What to do: The data must be returned in full and exactly as given.

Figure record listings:
+===+

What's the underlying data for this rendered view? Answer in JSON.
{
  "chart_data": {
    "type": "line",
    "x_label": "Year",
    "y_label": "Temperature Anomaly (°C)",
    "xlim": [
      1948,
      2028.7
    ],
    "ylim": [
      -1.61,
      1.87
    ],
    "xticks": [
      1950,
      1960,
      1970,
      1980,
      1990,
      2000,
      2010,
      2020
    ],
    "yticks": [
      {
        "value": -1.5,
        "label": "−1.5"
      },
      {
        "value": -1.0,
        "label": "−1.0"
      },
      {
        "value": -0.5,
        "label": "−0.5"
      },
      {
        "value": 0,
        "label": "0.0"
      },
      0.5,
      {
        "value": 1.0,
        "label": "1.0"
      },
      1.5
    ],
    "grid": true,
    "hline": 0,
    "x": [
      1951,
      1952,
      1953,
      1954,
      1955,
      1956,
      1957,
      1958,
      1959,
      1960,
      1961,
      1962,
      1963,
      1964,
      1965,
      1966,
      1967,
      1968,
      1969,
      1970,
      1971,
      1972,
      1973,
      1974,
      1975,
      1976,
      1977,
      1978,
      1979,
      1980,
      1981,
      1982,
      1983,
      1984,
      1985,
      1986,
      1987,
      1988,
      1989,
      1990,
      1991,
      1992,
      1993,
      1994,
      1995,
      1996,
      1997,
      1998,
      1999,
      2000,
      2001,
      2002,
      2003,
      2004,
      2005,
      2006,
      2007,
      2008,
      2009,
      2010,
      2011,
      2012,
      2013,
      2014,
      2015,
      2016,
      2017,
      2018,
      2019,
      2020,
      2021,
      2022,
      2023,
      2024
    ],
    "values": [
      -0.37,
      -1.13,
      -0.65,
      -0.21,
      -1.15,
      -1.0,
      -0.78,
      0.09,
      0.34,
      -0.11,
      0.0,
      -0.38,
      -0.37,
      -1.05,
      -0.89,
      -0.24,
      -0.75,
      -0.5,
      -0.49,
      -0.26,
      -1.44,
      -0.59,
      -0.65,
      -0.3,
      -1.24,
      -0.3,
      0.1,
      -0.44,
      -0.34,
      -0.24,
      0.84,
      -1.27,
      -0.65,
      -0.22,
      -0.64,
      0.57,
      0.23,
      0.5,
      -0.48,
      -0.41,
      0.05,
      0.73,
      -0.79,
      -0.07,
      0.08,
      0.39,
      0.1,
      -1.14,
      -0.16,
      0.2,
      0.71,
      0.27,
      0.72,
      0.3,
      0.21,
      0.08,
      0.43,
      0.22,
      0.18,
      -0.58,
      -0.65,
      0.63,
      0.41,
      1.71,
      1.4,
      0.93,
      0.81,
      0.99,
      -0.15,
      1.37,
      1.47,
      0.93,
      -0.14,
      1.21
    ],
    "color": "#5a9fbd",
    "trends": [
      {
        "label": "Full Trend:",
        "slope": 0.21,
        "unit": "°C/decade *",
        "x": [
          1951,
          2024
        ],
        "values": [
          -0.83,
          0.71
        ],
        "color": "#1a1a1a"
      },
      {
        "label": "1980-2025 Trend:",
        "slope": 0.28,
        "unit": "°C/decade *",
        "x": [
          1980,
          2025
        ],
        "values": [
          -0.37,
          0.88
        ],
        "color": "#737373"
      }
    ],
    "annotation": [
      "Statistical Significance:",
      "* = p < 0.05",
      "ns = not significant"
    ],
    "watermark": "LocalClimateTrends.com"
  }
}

+===+

Exercise solution:
What's the underlying data for this rendered view? Answer in JSON.
{
  "chart_data": {
    "type": "line",
    "x_label": "Year",
    "y_label": "Temperature Anomaly (°C)",
    "xlim": [
      1948,
      2028.7
    ],
    "ylim": [
      -1.61,
      1.87
    ],
    "xticks": [
      1950,
      1960,
      1970,
      1980,
      1990,
      2000,
      2010,
      2020
    ],
    "yticks": [
      {
        "value": -1.5,
        "label": "−1.5"
      },
      {
        "value": -1.0,
        "label": "−1.0"
      },
      {
        "value": -0.5,
        "label": "−0.5"
      },
      {
        "value": 0,
        "label": "0.0"
      },
      0.5,
      {
        "value": 1.0,
        "label": "1.0"
      },
      1.5
    ],
    "grid": true,
    "hline": 0,
    "x": [
      1951,
      1952,
      1953,
      1954,
      1955,
      1956,
      1957,
      1958,
      1959,
      1960,
      1961,
      1962,
      1963,
      1964,
      1965,
      1966,
      1967,
      1968,
      1969,
      1970,
      1971,
      1972,
      1973,
      1974,
      1975,
      1976,
      1977,
      1978,
      1979,
      1980,
      1981,
      1982,
      1983,
      1984,
      1985,
      1986,
      1987,
      1988,
      1989,
      1990,
      1991,
      1992,
      1993,
      1994,
      1995,
      1996,
      1997,
      1998,
      1999,
      2000,
      2001,
      2002,
      2003,
      2004,
      2005,
      2006,
      2007,
      2008,
      2009,
      2010,
      2011,
      2012,
      2013,
      2014,
      2015,
      2016,
      2017,
      2018,
      2019,
      2020,
      2021,
      2022,
      2023,
      2024
    ],
    "values": [
      -0.37,
      -1.13,
      -0.65,
      -0.21,
      -1.15,
      -1.0,
      -0.78,
      0.09,
      0.34,
      -0.11,
      0.0,
      -0.38,
      -0.37,
      -1.05,
      -0.89,
      -0.24,
      -0.75,
      -0.5,
      -0.49,
      -0.26,
      -1.44,
      -0.59,
      -0.65,
      -0.3,
      -1.24,
      -0.3,
      0.1,
      -0.44,
      -0.34,
      -0.24,
      0.84,
      -1.27,
      -0.65,
      -0.22,
      -0.64,
      0.57,
      0.23,
      0.5,
      -0.48,
      -0.41,
      0.05,
      0.73,
      -0.79,
      -0.07,
      0.08,
      0.39,
      0.1,
      -1.14,
      -0.16,
      0.2,
      0.71,
      0.27,
      0.72,
      0.3,
      0.21,
      0.08,
      0.43,
      0.22,
      0.18,
      -0.58,
      -0.65,
      0.63,
      0.41,
      1.71,
      1.4,
      0.93,
      0.81,
      0.99,
      -0.15,
      1.37,
      1.47,
      0.93,
      -0.14,
      1.21
    ],
    "color": "#5a9fbd",
    "trends": [
      {
        "label": "Full Trend:",
        "slope": 0.21,
        "unit": "°C/decade *",
        "x": [
          1951,
          2024
        ],
        "values": [
          -0.83,
          0.71
        ],
        "color": "#1a1a1a"
      },
      {
        "label": "1980-2025 Trend:",
        "slope": 0.28,
        "unit": "°C/decade *",
        "x": [
          1980,
          2025
        ],
        "values": [
          -0.37,
          0.88
        ],
        "color": "#737373"
      }
    ],
    "annotation": [
      "Statistical Significance:",
      "* = p < 0.05",
      "ns = not significant"
    ],
    "watermark": "LocalClimateTrends.com"
  }
}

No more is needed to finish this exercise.